Aim = Quote the records below in full, exactly as given, with the images taken out.

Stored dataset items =
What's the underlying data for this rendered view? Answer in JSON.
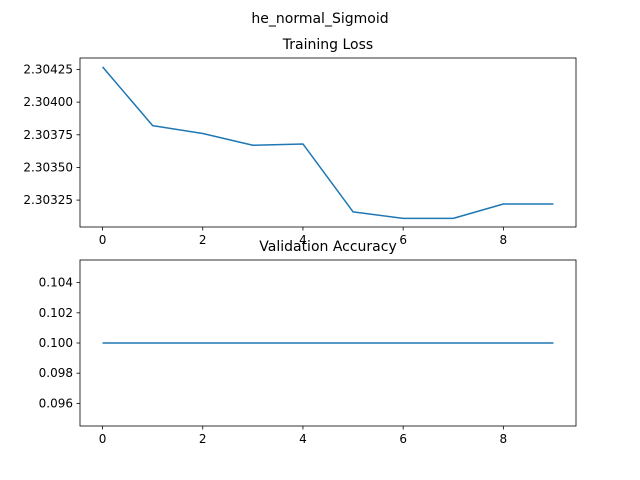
{
  "figure": {
    "suptitle": "he_normal_Sigmoid"
  },
  "colors": {
    "line": "#1f77b4",
    "axis": "#000000",
    "background": "#ffffff"
  },
  "chart_data": [
    {
      "type": "line",
      "title": "Training Loss",
      "xlabel": "",
      "ylabel": "",
      "grid": false,
      "x": [
        0,
        1,
        2,
        3,
        4,
        5,
        6,
        7,
        8,
        9
      ],
      "series": [
        {
          "values": [
            2.30427,
            2.30382,
            2.30376,
            2.30367,
            2.30368,
            2.30316,
            2.30311,
            2.30311,
            2.30322,
            2.30322
          ]
        }
      ],
      "xlim": [
        -0.45,
        9.45
      ],
      "ylim": [
        2.303044,
        2.304338
      ],
      "xticks": [
        0,
        2,
        4,
        6,
        8
      ],
      "xtick_labels": [
        "0",
        "2",
        "4",
        "6",
        "8"
      ],
      "yticks": [
        2.30325,
        2.3035,
        2.30375,
        2.304,
        2.30425
      ],
      "ytick_labels": [
        "2.30325",
        "2.30350",
        "2.30375",
        "2.30400",
        "2.30425"
      ]
    },
    {
      "type": "line",
      "title": "Validation Accuracy",
      "xlabel": "",
      "ylabel": "",
      "grid": false,
      "x": [
        0,
        1,
        2,
        3,
        4,
        5,
        6,
        7,
        8,
        9
      ],
      "series": [
        {
          "values": [
            0.1,
            0.1,
            0.1,
            0.1,
            0.1,
            0.1,
            0.1,
            0.1,
            0.1,
            0.1
          ]
        }
      ],
      "xlim": [
        -0.45,
        9.45
      ],
      "ylim": [
        0.0945,
        0.1055
      ],
      "xticks": [
        0,
        2,
        4,
        6,
        8
      ],
      "xtick_labels": [
        "0",
        "2",
        "4",
        "6",
        "8"
      ],
      "yticks": [
        0.096,
        0.098,
        0.1,
        0.102,
        0.104
      ],
      "ytick_labels": [
        "0.096",
        "0.098",
        "0.100",
        "0.102",
        "0.104"
      ]
    }
  ]
}
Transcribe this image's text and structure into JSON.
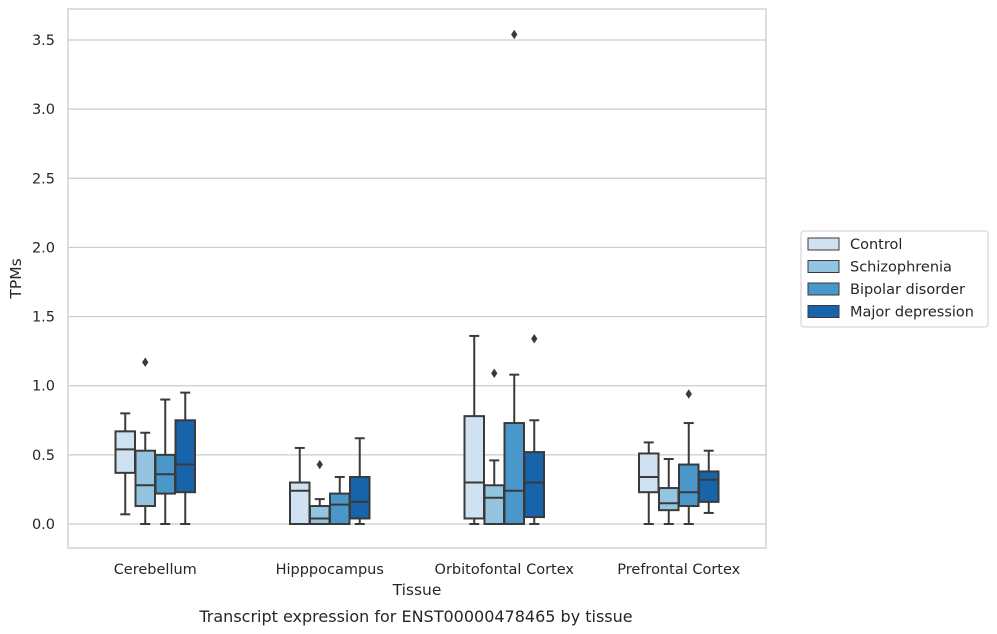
{
  "chart_data": {
    "type": "box",
    "categories": [
      "Cerebellum",
      "Hipppocampus",
      "Orbitofontal Cortex",
      "Prefrontal Cortex"
    ],
    "xlabel": "Tissue",
    "ylabel": "TPMs",
    "caption": "Transcript expression for ENST00000478465 by tissue",
    "ylim": [
      -0.17,
      3.72
    ],
    "yticks": [
      0.0,
      0.5,
      1.0,
      1.5,
      2.0,
      2.5,
      3.0,
      3.5
    ],
    "ytick_labels": [
      "0.0",
      "0.5",
      "1.0",
      "1.5",
      "2.0",
      "2.5",
      "3.0",
      "3.5"
    ],
    "grid": "horizontal",
    "legend_position": "right",
    "series": [
      {
        "name": "Control",
        "color": "#d0e1f2",
        "boxes": [
          {
            "whislo": 0.07,
            "q1": 0.37,
            "med": 0.54,
            "q3": 0.67,
            "whishi": 0.8,
            "fliers": []
          },
          {
            "whislo": 0.0,
            "q1": 0.0,
            "med": 0.24,
            "q3": 0.3,
            "whishi": 0.55,
            "fliers": []
          },
          {
            "whislo": 0.0,
            "q1": 0.04,
            "med": 0.3,
            "q3": 0.78,
            "whishi": 1.36,
            "fliers": []
          },
          {
            "whislo": 0.0,
            "q1": 0.23,
            "med": 0.34,
            "q3": 0.51,
            "whishi": 0.59,
            "fliers": []
          }
        ]
      },
      {
        "name": "Schizophrenia",
        "color": "#94c4df",
        "boxes": [
          {
            "whislo": 0.0,
            "q1": 0.13,
            "med": 0.28,
            "q3": 0.53,
            "whishi": 0.66,
            "fliers": [
              1.17
            ]
          },
          {
            "whislo": 0.0,
            "q1": 0.0,
            "med": 0.04,
            "q3": 0.13,
            "whishi": 0.18,
            "fliers": [
              0.43
            ]
          },
          {
            "whislo": 0.0,
            "q1": 0.0,
            "med": 0.19,
            "q3": 0.28,
            "whishi": 0.46,
            "fliers": [
              1.09
            ]
          },
          {
            "whislo": 0.0,
            "q1": 0.1,
            "med": 0.15,
            "q3": 0.26,
            "whishi": 0.47,
            "fliers": []
          }
        ]
      },
      {
        "name": "Bipolar disorder",
        "color": "#4a98c9",
        "boxes": [
          {
            "whislo": 0.0,
            "q1": 0.22,
            "med": 0.36,
            "q3": 0.5,
            "whishi": 0.9,
            "fliers": []
          },
          {
            "whislo": 0.0,
            "q1": 0.0,
            "med": 0.14,
            "q3": 0.22,
            "whishi": 0.34,
            "fliers": []
          },
          {
            "whislo": 0.0,
            "q1": 0.0,
            "med": 0.24,
            "q3": 0.73,
            "whishi": 1.08,
            "fliers": [
              3.54
            ]
          },
          {
            "whislo": 0.0,
            "q1": 0.13,
            "med": 0.23,
            "q3": 0.43,
            "whishi": 0.73,
            "fliers": [
              0.94
            ]
          }
        ]
      },
      {
        "name": "Major depression",
        "color": "#1764ab",
        "boxes": [
          {
            "whislo": 0.0,
            "q1": 0.23,
            "med": 0.43,
            "q3": 0.75,
            "whishi": 0.95,
            "fliers": []
          },
          {
            "whislo": 0.0,
            "q1": 0.04,
            "med": 0.16,
            "q3": 0.34,
            "whishi": 0.62,
            "fliers": []
          },
          {
            "whislo": 0.0,
            "q1": 0.05,
            "med": 0.3,
            "q3": 0.52,
            "whishi": 0.75,
            "fliers": [
              1.34
            ]
          },
          {
            "whislo": 0.08,
            "q1": 0.16,
            "med": 0.32,
            "q3": 0.38,
            "whishi": 0.53,
            "fliers": []
          }
        ]
      }
    ]
  }
}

The reply =
What's the underlying data for this rendered view? Answer in JSON.
{
  "figure": {
    "suptitle": "he_normal_Sigmoid"
  },
  "colors": {
    "line": "#1f77b4",
    "axis": "#000000",
    "background": "#ffffff"
  },
  "chart_data": [
    {
      "type": "line",
      "title": "Training Loss",
      "xlabel": "",
      "ylabel": "",
      "grid": false,
      "x": [
        0,
        1,
        2,
        3,
        4,
        5,
        6,
        7,
        8,
        9
      ],
      "series": [
        {
          "values": [
            2.30427,
            2.30382,
            2.30376,
            2.30367,
            2.30368,
            2.30316,
            2.30311,
            2.30311,
            2.30322,
            2.30322
          ]
        }
      ],
      "xlim": [
        -0.45,
        9.45
      ],
      "ylim": [
        2.303044,
        2.304338
      ],
      "xticks": [
        0,
        2,
        4,
        6,
        8
      ],
      "xtick_labels": [
        "0",
        "2",
        "4",
        "6",
        "8"
      ],
      "yticks": [
        2.30325,
        2.3035,
        2.30375,
        2.304,
        2.30425
      ],
      "ytick_labels": [
        "2.30325",
        "2.30350",
        "2.30375",
        "2.30400",
        "2.30425"
      ]
    },
    {
      "type": "line",
      "title": "Validation Accuracy",
      "xlabel": "",
      "ylabel": "",
      "grid": false,
      "x": [
        0,
        1,
        2,
        3,
        4,
        5,
        6,
        7,
        8,
        9
      ],
      "series": [
        {
          "values": [
            0.1,
            0.1,
            0.1,
            0.1,
            0.1,
            0.1,
            0.1,
            0.1,
            0.1,
            0.1
          ]
        }
      ],
      "xlim": [
        -0.45,
        9.45
      ],
      "ylim": [
        0.0945,
        0.1055
      ],
      "xticks": [
        0,
        2,
        4,
        6,
        8
      ],
      "xtick_labels": [
        "0",
        "2",
        "4",
        "6",
        "8"
      ],
      "yticks": [
        0.096,
        0.098,
        0.1,
        0.102,
        0.104
      ],
      "ytick_labels": [
        "0.096",
        "0.098",
        "0.100",
        "0.102",
        "0.104"
      ]
    }
  ]
}
Transcribe this image's text and structure into JSON.
{
  "chart_data": {
    "type": "box",
    "categories": [
      "Cerebellum",
      "Hipppocampus",
      "Orbitofontal Cortex",
      "Prefrontal Cortex"
    ],
    "xlabel": "Tissue",
    "ylabel": "TPMs",
    "caption": "Transcript expression for ENST00000478465 by tissue",
    "ylim": [
      -0.17,
      3.72
    ],
    "yticks": [
      0.0,
      0.5,
      1.0,
      1.5,
      2.0,
      2.5,
      3.0,
      3.5
    ],
    "ytick_labels": [
      "0.0",
      "0.5",
      "1.0",
      "1.5",
      "2.0",
      "2.5",
      "3.0",
      "3.5"
    ],
    "grid": "horizontal",
    "legend_position": "right",
    "series": [
      {
        "name": "Control",
        "color": "#d0e1f2",
        "boxes": [
          {
            "whislo": 0.07,
            "q1": 0.37,
            "med": 0.54,
            "q3": 0.67,
            "whishi": 0.8,
            "fliers": []
          },
          {
            "whislo": 0.0,
            "q1": 0.0,
            "med": 0.24,
            "q3": 0.3,
            "whishi": 0.55,
            "fliers": []
          },
          {
            "whislo": 0.0,
            "q1": 0.04,
            "med": 0.3,
            "q3": 0.78,
            "whishi": 1.36,
            "fliers": []
          },
          {
            "whislo": 0.0,
            "q1": 0.23,
            "med": 0.34,
            "q3": 0.51,
            "whishi": 0.59,
            "fliers": []
          }
        ]
      },
      {
        "name": "Schizophrenia",
        "color": "#94c4df",
        "boxes": [
          {
            "whislo": 0.0,
            "q1": 0.13,
            "med": 0.28,
            "q3": 0.53,
            "whishi": 0.66,
            "fliers": [
              1.17
            ]
          },
          {
            "whislo": 0.0,
            "q1": 0.0,
            "med": 0.04,
            "q3": 0.13,
            "whishi": 0.18,
            "fliers": [
              0.43
            ]
          },
          {
            "whislo": 0.0,
            "q1": 0.0,
            "med": 0.19,
            "q3": 0.28,
            "whishi": 0.46,
            "fliers": [
              1.09
            ]
          },
          {
            "whislo": 0.0,
            "q1": 0.1,
            "med": 0.15,
            "q3": 0.26,
            "whishi": 0.47,
            "fliers": []
          }
        ]
      },
      {
        "name": "Bipolar disorder",
        "color": "#4a98c9",
        "boxes": [
          {
            "whislo": 0.0,
            "q1": 0.22,
            "med": 0.36,
            "q3": 0.5,
            "whishi": 0.9,
            "fliers": []
          },
          {
            "whislo": 0.0,
            "q1": 0.0,
            "med": 0.14,
            "q3": 0.22,
            "whishi": 0.34,
            "fliers": []
          },
          {
            "whislo": 0.0,
            "q1": 0.0,
            "med": 0.24,
            "q3": 0.73,
            "whishi": 1.08,
            "fliers": [
              3.54
            ]
          },
          {
            "whislo": 0.0,
            "q1": 0.13,
            "med": 0.23,
            "q3": 0.43,
            "whishi": 0.73,
            "fliers": [
              0.94
            ]
          }
        ]
      },
      {
        "name": "Major depression",
        "color": "#1764ab",
        "boxes": [
          {
            "whislo": 0.0,
            "q1": 0.23,
            "med": 0.43,
            "q3": 0.75,
            "whishi": 0.95,
            "fliers": []
          },
          {
            "whislo": 0.0,
            "q1": 0.04,
            "med": 0.16,
            "q3": 0.34,
            "whishi": 0.62,
            "fliers": []
          },
          {
            "whislo": 0.0,
            "q1": 0.05,
            "med": 0.3,
            "q3": 0.52,
            "whishi": 0.75,
            "fliers": [
              1.34
            ]
          },
          {
            "whislo": 0.08,
            "q1": 0.16,
            "med": 0.32,
            "q3": 0.38,
            "whishi": 0.53,
            "fliers": []
          }
        ]
      }
    ]
  }
}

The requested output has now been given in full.